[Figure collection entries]
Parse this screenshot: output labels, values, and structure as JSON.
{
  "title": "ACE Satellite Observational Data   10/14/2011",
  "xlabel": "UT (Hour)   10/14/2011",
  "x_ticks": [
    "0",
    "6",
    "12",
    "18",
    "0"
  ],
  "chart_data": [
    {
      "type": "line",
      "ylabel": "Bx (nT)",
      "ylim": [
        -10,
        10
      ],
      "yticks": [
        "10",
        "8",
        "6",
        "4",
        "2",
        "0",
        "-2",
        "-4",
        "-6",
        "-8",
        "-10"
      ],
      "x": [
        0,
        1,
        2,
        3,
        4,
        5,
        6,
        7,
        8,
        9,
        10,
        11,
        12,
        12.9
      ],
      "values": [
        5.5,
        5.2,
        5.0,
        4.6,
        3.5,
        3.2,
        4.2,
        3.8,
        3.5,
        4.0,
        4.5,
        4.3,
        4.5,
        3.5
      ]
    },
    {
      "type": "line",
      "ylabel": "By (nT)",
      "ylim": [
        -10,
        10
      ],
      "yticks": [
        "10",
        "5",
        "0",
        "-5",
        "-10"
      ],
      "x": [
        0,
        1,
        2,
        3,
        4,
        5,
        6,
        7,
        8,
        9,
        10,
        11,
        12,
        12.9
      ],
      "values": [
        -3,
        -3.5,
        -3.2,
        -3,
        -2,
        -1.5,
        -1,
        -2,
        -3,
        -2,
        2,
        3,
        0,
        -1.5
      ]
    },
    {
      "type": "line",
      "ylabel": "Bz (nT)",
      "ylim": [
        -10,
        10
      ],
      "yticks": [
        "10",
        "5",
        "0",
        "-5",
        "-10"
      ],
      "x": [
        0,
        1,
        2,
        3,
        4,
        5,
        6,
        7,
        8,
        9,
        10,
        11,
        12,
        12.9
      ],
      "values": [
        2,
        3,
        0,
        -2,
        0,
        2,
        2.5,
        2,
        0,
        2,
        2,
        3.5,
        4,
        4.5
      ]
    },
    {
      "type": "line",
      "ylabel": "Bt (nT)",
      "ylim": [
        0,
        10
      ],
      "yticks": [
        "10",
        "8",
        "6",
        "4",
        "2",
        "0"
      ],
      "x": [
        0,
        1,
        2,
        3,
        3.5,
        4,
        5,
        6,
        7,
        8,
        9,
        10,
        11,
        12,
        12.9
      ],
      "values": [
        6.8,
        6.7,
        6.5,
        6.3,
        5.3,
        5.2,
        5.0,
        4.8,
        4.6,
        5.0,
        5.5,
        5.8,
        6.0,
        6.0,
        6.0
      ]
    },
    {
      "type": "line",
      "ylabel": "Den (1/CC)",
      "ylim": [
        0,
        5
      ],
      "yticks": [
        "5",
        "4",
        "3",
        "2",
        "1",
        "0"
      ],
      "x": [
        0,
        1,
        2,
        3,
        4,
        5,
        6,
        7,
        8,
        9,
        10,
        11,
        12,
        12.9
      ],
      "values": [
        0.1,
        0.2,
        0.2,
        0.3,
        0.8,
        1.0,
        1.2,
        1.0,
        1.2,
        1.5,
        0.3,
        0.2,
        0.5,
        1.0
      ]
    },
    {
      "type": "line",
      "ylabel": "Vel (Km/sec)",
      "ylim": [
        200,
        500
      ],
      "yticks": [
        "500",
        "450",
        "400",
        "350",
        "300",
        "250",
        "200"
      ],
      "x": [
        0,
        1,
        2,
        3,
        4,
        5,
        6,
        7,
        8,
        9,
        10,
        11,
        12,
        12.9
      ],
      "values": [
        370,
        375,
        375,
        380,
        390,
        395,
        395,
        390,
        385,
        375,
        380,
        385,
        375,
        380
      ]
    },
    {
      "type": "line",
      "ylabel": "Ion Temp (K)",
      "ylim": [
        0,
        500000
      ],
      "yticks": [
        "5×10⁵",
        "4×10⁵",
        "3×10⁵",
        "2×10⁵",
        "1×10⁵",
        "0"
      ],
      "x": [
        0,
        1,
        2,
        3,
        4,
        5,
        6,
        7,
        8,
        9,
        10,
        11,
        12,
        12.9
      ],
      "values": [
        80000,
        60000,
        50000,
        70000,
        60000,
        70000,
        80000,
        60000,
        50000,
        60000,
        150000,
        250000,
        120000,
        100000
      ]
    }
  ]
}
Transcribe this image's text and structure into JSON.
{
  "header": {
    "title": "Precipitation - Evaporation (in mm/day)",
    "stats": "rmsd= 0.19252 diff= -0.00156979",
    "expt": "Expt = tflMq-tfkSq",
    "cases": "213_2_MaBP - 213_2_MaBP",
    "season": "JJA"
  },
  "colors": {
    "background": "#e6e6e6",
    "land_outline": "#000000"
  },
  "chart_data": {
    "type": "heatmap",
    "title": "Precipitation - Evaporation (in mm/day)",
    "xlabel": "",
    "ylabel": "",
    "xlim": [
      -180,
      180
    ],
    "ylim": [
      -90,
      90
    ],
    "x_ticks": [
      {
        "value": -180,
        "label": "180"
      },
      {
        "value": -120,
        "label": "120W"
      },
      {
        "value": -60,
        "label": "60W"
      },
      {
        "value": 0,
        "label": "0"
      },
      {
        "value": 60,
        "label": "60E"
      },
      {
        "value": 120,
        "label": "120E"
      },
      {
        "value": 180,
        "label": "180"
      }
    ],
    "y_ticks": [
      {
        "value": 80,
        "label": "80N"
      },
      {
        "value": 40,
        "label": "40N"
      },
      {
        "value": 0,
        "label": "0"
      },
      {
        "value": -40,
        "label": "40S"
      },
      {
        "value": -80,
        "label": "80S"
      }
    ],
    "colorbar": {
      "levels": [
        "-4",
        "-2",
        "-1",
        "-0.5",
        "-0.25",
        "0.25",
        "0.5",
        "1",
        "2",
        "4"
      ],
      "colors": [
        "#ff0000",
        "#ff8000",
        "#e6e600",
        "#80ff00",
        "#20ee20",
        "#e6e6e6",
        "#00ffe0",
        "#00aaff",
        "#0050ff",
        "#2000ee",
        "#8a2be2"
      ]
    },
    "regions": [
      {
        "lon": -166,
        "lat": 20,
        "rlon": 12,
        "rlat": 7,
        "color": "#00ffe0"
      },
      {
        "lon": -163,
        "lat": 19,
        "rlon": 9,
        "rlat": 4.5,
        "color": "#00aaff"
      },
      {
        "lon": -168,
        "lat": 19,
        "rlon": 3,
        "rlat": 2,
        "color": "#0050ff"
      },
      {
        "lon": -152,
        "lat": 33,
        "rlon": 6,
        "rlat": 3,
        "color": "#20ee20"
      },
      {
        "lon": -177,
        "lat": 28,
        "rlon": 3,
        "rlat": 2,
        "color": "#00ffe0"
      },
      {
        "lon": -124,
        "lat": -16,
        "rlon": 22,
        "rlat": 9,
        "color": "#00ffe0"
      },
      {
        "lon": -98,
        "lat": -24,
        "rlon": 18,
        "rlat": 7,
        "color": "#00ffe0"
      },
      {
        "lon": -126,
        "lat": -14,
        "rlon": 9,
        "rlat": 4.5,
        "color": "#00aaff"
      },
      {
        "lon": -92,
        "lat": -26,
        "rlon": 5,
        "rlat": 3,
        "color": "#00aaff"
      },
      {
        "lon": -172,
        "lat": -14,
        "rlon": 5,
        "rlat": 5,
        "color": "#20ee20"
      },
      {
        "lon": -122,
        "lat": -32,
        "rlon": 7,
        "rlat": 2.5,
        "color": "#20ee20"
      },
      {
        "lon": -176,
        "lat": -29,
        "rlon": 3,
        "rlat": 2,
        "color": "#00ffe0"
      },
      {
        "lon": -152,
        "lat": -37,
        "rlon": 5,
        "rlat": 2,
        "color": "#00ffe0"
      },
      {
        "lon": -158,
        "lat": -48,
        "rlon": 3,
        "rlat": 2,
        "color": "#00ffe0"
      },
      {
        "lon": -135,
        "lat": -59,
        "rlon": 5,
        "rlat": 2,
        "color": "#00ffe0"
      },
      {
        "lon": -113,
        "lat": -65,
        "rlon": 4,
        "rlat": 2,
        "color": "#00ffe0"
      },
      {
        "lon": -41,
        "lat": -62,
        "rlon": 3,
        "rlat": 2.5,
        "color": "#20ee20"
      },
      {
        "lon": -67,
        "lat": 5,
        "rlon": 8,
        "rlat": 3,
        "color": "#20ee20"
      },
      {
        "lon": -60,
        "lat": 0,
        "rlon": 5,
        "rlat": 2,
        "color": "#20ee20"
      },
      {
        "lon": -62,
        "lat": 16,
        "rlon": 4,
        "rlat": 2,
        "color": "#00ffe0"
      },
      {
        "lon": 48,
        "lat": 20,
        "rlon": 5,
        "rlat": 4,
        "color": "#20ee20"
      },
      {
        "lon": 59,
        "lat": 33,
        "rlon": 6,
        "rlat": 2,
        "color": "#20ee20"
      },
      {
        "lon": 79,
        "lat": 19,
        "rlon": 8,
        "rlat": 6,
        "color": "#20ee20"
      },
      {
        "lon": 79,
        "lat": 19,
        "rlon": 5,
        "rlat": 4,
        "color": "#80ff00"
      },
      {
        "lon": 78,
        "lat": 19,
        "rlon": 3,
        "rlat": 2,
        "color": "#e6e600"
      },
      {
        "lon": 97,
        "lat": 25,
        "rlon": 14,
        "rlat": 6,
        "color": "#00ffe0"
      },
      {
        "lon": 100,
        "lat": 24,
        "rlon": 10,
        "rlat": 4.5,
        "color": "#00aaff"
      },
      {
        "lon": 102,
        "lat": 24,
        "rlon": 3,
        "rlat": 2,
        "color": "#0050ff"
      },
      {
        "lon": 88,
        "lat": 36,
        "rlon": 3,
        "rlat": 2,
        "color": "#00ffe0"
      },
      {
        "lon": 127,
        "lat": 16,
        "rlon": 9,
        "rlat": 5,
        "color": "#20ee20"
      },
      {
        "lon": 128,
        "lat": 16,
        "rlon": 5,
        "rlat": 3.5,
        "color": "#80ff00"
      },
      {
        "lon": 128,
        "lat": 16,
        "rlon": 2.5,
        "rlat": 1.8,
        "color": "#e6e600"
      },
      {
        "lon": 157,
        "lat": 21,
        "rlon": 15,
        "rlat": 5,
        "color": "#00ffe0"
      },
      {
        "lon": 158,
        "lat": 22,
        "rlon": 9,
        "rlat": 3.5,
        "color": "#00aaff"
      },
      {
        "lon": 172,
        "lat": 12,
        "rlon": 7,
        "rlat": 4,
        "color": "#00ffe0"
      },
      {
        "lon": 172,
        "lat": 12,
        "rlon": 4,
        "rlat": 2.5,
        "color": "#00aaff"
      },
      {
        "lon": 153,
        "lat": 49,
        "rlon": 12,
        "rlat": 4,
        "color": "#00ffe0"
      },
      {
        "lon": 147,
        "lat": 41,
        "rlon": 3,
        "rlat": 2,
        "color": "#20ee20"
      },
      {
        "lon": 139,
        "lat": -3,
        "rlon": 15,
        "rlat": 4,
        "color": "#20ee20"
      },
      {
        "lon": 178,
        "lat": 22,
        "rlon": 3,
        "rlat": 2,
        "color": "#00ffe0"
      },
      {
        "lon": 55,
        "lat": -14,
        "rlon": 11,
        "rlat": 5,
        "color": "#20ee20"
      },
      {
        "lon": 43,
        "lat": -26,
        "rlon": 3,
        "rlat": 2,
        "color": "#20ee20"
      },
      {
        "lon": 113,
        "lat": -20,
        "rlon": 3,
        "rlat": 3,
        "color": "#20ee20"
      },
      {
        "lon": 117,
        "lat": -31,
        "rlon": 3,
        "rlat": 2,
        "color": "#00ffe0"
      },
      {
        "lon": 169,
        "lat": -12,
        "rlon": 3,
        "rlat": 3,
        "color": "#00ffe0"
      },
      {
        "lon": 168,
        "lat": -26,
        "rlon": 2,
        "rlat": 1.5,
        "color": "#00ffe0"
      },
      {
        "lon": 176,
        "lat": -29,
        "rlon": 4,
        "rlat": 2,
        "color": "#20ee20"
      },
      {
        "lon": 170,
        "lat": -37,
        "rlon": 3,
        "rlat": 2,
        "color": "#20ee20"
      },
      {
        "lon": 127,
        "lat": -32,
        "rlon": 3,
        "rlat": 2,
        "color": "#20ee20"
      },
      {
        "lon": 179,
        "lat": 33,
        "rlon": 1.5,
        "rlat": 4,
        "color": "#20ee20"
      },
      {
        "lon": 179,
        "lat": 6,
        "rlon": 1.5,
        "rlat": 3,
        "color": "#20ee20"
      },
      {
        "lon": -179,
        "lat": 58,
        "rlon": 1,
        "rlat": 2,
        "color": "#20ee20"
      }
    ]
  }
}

▶ [Stated exercise] Look over the listing. Pull out every line with the string "JSON" in it.

▶ [Result of this exercise]
Parse this screenshot: output labels, values, and structure as JSON.
Transcribe this image's text and structure into JSON.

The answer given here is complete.